▶ Problem to solve
Copy each line where the word "ประธานกรรมการสภาหอการค" occurs.

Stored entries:
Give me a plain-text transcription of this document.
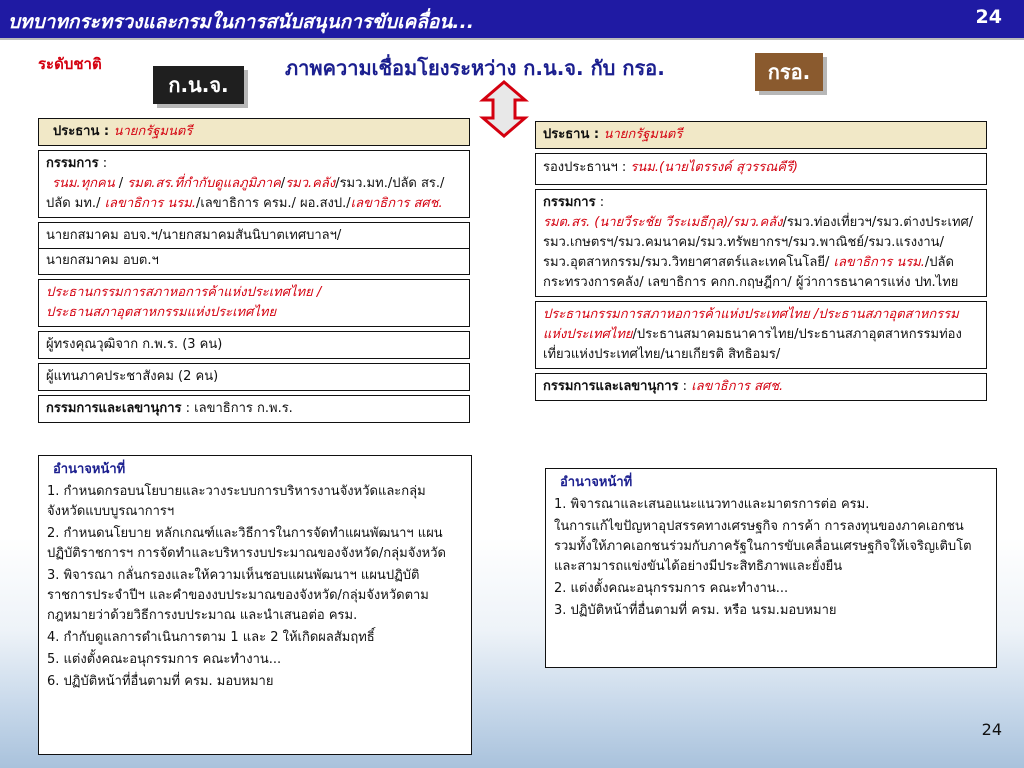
บทบาทกระทรวงและกรมในการสนับสนุนการขับเคลื่อน...	24
ระดับชาติ	ภาพความเชื่อมโยงระหว่าง ก.น.จ. กับ กรอ.
ก.น.จ.
กรอ.
ประธาน : นายกรัฐมนตรี
กรรมการ :
รนม.ทุกคน / รมต.สร.ที่กำกับดูแลภูมิภาค/รมว.คลัง/รมว.มท./ปลัด สร./ ปลัด มท./ เลขาธิการ นรม./เลขาธิการ ครม./ ผอ.สงป./เลขาธิการ สศช.
นายกสมาคม อบจ.ฯ/นายกสมาคมสันนิบาตเทศบาลฯ/
นายกสมาคม อบต.ฯ
ประธานกรรมการสภาหอการค้าแห่งประเทศไทย /
ประธานสภาอุตสาหกรรมแห่งประเทศไทย
ผู้ทรงคุณวุฒิจาก ก.พ.ร. (3 คน)
ผู้แทนภาคประชาสังคม (2 คน)
กรรมการและเลขานุการ : เลขาธิการ ก.พ.ร.
อำนาจหน้าที่
1. กำหนดกรอบนโยบายและวางระบบการบริหารงานจังหวัดและกลุ่มจังหวัดแบบบูรณาการฯ
2. กำหนดนโยบาย หลักเกณฑ์และวิธีการในการจัดทำแผนพัฒนาฯ แผนปฏิบัติราชการฯ การจัดทำและบริหารงบประมาณของจังหวัด/กลุ่มจังหวัด
3. พิจารณา กลั่นกรองและให้ความเห็นชอบแผนพัฒนาฯ แผนปฏิบัติราชการประจำปีฯ และคำของงบประมาณของจังหวัด/กลุ่มจังหวัดตามกฎหมายว่าด้วยวิธีการงบประมาณ และนำเสนอต่อ ครม.
4. กำกับดูแลการดำเนินการตาม 1 และ 2 ให้เกิดผลสัมฤทธิ์
5. แต่งตั้งคณะอนุกรรมการ คณะทำงาน...
6. ปฏิบัติหน้าที่อื่นตามที่ ครม. มอบหมาย
ประธาน : นายกรัฐมนตรี
รองประธานฯ : รนม.(นายไตรรงค์ สุวรรณคีรี)
กรรมการ :
รมต.สร. (นายวีระชัย วีระเมธีกุล)/รมว.คลัง/รมว.ท่องเที่ยวฯ/รมว.ต่างประเทศ/รมว.เกษตรฯ/รมว.คมนาคม/รมว.ทรัพยากรฯ/รมว.พาณิชย์/รมว.แรงงาน/รมว.อุตสาหกรรม/รมว.วิทยาศาสตร์และเทคโนโลยี/ เลขาธิการ นรม./ปลัดกระทรวงการคลัง/ เลขาธิการ คกก.กฤษฎีกา/ ผู้ว่าการธนาคารแห่ง ปท.ไทย
ประธานกรรมการสภาหอการค้าแห่งประเทศไทย /ประธานสภาอุตสาหกรรมแห่งประเทศไทย/ประธานสมาคมธนาคารไทย/ประธานสภาอุตสาหกรรมท่องเที่ยวแห่งประเทศไทย/นายเกียรติ สิทธิอมร/
กรรมการและเลขานุการ : เลขาธิการ สศช.
อำนาจหน้าที่
1. พิจารณาและเสนอแนะแนวทางและมาตรการต่อ ครม.
ในการแก้ไขปัญหาอุปสรรคทางเศรษฐกิจ การค้า การลงทุนของภาคเอกชน รวมทั้งให้ภาคเอกชนร่วมกับภาครัฐในการขับเคลื่อนเศรษฐกิจให้เจริญเติบโตและสามารถแข่งขันได้อย่างมีประสิทธิภาพและยั่งยืน
2. แต่งตั้งคณะอนุกรรมการ คณะทำงาน...
3. ปฏิบัติหน้าที่อื่นตามที่ ครม. หรือ นรม.มอบหมาย
24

▶ Solution for this exercise
ประธานกรรมการสภาหอการค้าแห่งประเทศไทย /
ประธานกรรมการสภาหอการค้าแห่งประเทศไทย /ประธานสภาอุตสาหกรรมแห่งประเทศไทย/ประธานสมาคมธนาคารไทย/ประธานสภาอุตสาหกรรมท่องเที่ยวแห่งประเทศไทย/นายเกียรติ สิทธิอมร/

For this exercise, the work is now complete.